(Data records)
-*-*-
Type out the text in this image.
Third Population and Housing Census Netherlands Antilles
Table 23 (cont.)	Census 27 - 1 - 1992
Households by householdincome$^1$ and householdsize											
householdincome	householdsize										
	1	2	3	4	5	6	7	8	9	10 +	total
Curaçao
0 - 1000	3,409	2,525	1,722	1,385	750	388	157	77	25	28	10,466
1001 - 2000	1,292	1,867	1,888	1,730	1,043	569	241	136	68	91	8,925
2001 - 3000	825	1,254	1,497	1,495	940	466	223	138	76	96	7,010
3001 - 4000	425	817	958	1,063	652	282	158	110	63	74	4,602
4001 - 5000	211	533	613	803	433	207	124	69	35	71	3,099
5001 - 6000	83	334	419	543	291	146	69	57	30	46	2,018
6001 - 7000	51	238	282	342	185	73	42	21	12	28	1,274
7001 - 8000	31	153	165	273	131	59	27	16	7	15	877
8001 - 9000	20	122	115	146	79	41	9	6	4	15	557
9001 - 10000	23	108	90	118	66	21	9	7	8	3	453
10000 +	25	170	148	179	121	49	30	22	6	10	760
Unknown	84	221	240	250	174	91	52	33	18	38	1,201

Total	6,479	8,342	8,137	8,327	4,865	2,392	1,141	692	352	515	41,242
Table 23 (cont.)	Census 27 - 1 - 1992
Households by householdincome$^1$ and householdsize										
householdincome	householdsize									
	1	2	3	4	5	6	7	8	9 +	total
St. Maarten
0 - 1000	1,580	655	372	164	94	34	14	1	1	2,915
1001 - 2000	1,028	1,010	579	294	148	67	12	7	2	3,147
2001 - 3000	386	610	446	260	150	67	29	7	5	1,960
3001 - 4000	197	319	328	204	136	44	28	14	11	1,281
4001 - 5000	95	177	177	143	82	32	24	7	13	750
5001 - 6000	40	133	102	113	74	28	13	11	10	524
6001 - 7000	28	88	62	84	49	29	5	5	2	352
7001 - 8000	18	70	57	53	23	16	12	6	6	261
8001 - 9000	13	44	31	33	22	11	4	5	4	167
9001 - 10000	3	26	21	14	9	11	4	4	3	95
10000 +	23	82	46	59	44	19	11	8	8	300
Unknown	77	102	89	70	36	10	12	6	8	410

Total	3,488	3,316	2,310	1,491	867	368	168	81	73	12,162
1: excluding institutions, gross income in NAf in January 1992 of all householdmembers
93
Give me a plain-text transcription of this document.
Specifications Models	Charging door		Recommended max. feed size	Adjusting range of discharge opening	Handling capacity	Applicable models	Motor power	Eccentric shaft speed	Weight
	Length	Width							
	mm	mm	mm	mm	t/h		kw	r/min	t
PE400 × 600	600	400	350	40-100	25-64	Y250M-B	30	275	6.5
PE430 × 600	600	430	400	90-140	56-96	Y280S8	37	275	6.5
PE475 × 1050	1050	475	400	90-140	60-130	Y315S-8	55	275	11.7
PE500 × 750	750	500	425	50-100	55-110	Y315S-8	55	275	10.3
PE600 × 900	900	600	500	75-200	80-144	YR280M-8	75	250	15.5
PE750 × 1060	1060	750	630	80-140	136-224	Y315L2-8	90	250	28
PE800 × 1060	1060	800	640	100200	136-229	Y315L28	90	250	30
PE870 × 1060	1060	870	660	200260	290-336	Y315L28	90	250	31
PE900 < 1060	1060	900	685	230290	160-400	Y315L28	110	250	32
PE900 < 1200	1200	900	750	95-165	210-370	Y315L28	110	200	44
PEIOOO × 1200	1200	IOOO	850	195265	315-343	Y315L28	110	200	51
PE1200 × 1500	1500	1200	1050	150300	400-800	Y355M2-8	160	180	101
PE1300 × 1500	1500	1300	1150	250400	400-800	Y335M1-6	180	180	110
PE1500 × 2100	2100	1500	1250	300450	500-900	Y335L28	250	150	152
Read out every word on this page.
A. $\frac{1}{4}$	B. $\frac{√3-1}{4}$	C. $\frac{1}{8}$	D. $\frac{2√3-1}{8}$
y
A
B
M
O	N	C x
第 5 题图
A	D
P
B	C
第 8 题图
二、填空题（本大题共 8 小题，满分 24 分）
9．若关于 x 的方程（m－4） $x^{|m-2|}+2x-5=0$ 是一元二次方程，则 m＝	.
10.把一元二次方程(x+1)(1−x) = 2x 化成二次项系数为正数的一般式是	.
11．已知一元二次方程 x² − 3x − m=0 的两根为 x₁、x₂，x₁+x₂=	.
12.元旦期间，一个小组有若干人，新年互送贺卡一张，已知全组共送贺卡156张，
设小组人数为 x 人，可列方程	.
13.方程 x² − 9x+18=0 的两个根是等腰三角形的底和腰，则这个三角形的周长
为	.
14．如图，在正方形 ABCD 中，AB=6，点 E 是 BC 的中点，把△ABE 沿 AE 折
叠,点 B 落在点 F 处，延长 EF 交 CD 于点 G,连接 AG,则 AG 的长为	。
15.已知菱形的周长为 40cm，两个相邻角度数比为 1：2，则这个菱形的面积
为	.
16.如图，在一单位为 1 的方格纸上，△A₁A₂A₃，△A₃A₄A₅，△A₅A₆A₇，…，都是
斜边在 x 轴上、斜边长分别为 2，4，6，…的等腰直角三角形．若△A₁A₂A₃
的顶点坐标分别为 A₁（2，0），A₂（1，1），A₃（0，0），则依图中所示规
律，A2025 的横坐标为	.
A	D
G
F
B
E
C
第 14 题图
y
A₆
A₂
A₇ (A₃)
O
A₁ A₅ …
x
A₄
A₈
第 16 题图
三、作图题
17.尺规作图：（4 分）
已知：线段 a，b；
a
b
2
-*-*-
Wherever a line in the data above holds "A₁A₂A₃", copy that line.

SOLUTION:
16.如图，在一单位为 1 的方格纸上，△A₁A₂A₃，△A₃A₄A₅，△A₅A₆A₇，…，都是
斜边在 x 轴上、斜边长分别为 2，4，6，…的等腰直角三角形．若△A₁A₂A₃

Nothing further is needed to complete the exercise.